= SHORT TASK =
Locate each line of the material that contains "cell", then return it.

(Figure data in JSON)
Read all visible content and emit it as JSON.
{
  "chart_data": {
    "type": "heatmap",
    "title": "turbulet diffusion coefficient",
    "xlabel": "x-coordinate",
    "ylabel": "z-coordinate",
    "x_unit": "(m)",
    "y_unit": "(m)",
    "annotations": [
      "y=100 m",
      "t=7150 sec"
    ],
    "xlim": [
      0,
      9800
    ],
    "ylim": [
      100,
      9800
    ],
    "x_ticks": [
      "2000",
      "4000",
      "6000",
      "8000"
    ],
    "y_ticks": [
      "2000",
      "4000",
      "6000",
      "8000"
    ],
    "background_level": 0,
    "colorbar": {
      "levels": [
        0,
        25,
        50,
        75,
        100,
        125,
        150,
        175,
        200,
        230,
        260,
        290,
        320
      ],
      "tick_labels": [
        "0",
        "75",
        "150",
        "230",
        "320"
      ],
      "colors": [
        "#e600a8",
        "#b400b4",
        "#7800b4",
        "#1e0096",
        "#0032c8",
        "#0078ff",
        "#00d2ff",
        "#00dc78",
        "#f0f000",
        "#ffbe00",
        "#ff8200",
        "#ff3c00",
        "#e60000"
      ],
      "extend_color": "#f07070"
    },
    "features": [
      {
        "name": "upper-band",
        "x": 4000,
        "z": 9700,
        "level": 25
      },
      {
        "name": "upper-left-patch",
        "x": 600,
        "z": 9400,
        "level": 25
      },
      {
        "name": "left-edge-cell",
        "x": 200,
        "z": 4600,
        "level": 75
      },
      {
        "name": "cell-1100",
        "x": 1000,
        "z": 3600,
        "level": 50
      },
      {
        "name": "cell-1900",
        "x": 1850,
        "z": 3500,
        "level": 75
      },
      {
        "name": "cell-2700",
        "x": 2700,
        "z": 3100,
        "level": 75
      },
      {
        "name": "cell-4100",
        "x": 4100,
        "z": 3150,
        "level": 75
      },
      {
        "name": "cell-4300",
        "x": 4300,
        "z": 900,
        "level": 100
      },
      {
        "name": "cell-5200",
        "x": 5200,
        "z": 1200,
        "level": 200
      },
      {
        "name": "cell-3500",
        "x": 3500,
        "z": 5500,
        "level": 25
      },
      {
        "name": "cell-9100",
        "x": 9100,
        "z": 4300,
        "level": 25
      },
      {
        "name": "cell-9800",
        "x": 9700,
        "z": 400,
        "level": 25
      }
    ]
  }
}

= ANSWER TO THE TASK =
        "name": "left-edge-cell",
        "name": "cell-1100",
        "name": "cell-1900",
        "name": "cell-2700",
        "name": "cell-4100",
        "name": "cell-4300",
        "name": "cell-5200",
        "name": "cell-3500",
        "name": "cell-9100",
        "name": "cell-9800",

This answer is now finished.